**What to do:** Please read the lottery news article below. What did Hilda Floyd buy herself on Tuesday?

**Text for analysis:**
######
A little follow-up worth reading to the end

Don’t bother Idaho Lottery Raffle winner for cash | Local News | Idaho Statesman

Hilda Floyd always wanted a red pickup truck.

And that’s what the Idaho Lottery’s latest big winner bought herself Tuesday — but not before she’d stopped off to give tithings at her church.

“I took a cashier’s check to my church this morning,” said the 63-year-old Ada County mother of two children and grandmother of four. “I gave 10 percent. That’s what the Bible says.”

She also gave generously to family members, including her brothers, sister, niece and nephew.

Floyd held the winning ticket for the Idaho Lottery Raffle, drawn on Dec. 29.

She won $1 million, but her take-home after taxes (25 percent federal; 7.8 percent state) was about $672,000, according to a Lottery spokesman.

She wasn’t sure it was really hers, at first.

A couple of days earlier, a friend had pulled a prank on Floyd, giving her a phony winning scratch-off ticket. She thought she had won $25,000 and was taking the prankster out to dinner when she realized she had been duped.
######
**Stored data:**
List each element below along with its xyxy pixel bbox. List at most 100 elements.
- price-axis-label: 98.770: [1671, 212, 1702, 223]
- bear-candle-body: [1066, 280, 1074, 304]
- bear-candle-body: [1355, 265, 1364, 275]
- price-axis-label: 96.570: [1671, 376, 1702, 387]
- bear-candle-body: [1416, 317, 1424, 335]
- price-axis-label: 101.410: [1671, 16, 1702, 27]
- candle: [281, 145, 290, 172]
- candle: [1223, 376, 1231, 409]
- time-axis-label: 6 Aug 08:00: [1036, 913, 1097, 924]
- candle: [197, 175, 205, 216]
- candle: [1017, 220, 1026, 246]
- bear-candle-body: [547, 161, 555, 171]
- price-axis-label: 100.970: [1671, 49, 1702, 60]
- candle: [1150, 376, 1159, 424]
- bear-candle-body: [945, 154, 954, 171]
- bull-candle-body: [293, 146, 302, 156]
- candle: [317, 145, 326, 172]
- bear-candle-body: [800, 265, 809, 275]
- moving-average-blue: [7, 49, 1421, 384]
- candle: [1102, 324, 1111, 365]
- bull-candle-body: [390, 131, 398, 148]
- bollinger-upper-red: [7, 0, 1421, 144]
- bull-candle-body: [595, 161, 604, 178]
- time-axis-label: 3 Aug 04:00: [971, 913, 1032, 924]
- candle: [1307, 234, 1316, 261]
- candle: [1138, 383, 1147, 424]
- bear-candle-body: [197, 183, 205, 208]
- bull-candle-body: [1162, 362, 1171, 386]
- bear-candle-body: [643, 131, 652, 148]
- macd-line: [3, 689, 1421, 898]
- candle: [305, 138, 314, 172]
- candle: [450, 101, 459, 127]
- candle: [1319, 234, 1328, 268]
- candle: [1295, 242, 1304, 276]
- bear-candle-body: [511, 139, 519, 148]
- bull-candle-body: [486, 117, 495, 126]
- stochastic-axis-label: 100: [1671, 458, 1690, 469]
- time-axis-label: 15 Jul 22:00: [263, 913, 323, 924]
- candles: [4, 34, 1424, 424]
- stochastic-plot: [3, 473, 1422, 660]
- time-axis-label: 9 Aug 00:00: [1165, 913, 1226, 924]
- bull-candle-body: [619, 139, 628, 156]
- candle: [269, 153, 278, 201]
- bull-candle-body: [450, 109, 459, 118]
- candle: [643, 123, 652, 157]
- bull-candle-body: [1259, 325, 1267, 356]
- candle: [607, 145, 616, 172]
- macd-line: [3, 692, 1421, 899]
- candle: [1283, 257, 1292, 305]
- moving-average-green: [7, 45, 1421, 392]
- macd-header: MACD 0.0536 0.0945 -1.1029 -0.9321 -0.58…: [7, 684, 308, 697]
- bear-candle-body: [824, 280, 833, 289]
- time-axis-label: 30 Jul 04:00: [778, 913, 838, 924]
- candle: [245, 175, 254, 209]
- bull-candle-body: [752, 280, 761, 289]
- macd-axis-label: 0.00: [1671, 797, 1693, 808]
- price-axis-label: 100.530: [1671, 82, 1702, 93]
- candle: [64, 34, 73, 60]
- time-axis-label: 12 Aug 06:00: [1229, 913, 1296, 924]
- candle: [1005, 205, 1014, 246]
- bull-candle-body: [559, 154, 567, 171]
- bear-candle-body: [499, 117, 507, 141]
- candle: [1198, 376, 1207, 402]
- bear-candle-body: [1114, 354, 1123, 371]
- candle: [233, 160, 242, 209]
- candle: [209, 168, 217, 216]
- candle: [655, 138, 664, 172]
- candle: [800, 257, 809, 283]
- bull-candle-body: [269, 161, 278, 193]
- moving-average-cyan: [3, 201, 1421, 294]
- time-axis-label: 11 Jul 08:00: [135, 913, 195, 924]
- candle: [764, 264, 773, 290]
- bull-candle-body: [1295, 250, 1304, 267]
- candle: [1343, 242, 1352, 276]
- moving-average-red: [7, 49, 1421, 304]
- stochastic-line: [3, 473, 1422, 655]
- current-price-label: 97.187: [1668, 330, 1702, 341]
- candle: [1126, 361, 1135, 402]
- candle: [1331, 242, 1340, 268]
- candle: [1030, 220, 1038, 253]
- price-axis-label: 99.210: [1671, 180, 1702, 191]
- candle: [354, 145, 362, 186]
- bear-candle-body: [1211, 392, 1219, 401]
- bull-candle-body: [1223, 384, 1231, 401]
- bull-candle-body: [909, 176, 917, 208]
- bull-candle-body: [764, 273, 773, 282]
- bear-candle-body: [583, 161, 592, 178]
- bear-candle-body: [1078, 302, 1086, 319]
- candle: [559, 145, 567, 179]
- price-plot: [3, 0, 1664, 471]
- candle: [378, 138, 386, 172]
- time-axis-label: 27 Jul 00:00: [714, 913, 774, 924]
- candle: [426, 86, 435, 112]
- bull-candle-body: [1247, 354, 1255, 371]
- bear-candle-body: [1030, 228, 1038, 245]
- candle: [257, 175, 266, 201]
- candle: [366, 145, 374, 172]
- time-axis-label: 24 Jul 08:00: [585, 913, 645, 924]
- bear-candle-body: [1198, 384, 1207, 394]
######
**Solution for this task:** A red pickup truck.